### The problem:
Find the lines that hold "content". Report only how many there are.

--- begin Supplied data ---

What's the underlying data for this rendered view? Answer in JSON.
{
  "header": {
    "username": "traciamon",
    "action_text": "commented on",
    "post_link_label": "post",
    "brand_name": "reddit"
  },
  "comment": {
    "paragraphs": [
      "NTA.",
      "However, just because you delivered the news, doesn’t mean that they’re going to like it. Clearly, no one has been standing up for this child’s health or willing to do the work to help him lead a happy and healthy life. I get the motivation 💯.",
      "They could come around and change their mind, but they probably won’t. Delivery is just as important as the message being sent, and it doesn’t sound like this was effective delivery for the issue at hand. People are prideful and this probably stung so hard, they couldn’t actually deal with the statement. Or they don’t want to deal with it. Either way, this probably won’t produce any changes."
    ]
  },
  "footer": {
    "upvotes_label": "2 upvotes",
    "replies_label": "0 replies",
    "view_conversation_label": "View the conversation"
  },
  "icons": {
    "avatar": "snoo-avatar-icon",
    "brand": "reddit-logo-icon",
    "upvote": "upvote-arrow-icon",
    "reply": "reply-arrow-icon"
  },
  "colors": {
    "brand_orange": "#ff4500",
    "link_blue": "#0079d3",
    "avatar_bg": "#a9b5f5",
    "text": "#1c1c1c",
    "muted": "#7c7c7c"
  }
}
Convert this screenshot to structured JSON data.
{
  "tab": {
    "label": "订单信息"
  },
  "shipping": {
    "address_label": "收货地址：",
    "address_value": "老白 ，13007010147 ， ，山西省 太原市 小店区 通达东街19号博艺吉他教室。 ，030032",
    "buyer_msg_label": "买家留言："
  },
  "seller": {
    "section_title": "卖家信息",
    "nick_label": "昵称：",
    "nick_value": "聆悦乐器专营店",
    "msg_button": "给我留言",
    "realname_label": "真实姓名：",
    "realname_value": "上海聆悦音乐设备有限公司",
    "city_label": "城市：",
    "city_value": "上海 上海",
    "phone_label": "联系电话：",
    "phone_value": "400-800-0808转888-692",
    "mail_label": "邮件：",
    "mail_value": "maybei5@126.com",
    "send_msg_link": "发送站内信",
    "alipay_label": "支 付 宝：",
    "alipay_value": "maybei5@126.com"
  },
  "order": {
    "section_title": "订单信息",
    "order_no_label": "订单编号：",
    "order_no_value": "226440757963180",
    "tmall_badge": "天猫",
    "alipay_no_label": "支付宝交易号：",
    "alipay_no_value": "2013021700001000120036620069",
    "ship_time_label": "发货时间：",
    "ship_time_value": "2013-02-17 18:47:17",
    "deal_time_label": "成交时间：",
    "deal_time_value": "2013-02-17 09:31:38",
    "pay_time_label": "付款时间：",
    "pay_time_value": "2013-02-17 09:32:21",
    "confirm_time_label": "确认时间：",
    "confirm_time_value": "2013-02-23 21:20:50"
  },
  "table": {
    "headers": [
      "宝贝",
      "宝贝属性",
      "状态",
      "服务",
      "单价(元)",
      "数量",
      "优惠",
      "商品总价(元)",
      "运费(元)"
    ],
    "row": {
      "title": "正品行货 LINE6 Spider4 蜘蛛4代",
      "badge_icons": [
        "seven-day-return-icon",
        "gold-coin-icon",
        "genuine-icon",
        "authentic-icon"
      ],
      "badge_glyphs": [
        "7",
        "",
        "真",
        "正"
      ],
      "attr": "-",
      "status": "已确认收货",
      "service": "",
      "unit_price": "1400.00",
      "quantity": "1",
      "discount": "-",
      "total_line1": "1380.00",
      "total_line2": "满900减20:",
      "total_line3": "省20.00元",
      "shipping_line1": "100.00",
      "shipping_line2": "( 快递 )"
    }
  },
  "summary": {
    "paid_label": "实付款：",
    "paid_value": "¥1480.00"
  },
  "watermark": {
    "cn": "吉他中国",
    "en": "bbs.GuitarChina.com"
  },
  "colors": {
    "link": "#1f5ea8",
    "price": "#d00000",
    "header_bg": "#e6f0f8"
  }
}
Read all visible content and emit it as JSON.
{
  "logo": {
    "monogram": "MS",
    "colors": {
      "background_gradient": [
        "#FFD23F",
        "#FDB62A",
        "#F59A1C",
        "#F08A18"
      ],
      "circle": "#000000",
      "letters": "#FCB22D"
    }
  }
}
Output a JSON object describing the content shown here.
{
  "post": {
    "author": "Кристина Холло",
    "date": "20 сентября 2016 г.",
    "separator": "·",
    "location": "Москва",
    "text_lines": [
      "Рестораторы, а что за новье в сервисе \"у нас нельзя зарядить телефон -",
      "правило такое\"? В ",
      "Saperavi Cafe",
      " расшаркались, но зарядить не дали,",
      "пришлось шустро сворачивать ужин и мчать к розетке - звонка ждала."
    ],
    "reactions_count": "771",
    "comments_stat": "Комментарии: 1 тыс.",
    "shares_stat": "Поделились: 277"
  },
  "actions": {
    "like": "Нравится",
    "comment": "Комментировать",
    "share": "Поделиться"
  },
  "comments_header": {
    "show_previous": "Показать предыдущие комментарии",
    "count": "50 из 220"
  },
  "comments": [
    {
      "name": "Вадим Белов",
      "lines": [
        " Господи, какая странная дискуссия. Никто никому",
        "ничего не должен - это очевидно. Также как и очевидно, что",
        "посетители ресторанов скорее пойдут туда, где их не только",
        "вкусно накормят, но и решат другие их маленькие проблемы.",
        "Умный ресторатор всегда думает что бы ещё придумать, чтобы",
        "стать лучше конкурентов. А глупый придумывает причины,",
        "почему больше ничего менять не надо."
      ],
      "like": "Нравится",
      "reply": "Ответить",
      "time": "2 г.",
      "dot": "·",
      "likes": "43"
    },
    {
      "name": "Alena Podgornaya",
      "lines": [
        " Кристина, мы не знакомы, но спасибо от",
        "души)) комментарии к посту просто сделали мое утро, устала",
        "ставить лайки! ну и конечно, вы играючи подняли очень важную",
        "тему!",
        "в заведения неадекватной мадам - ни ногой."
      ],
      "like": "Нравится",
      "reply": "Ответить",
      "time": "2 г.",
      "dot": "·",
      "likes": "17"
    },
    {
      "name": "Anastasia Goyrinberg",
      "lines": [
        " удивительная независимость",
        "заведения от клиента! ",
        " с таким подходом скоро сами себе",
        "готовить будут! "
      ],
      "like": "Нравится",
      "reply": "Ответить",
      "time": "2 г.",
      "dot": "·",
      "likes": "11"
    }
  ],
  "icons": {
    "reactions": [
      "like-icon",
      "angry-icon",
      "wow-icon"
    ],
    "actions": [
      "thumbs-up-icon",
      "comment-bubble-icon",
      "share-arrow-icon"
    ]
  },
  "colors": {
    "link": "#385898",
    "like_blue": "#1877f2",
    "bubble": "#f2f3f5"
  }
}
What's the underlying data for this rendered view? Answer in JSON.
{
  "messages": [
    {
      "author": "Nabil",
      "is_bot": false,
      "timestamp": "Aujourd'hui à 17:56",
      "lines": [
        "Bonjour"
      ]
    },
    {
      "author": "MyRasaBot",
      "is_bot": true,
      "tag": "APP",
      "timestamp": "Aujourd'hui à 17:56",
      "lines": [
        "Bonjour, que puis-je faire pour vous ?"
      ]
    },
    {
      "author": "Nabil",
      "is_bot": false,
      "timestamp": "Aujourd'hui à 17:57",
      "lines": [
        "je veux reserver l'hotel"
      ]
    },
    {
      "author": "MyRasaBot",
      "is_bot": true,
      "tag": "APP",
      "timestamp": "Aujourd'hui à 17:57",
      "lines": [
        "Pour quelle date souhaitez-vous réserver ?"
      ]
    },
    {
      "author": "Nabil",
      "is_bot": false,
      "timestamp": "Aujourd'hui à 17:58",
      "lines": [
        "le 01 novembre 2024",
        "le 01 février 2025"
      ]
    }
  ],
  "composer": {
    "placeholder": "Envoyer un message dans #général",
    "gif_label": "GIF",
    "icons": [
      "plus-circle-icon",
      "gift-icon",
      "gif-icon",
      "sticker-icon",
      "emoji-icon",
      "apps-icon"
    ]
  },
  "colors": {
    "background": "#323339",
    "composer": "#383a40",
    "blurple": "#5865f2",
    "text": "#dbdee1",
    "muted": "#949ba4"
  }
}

--- end Supplied data ---

### Answer to this exercise:
2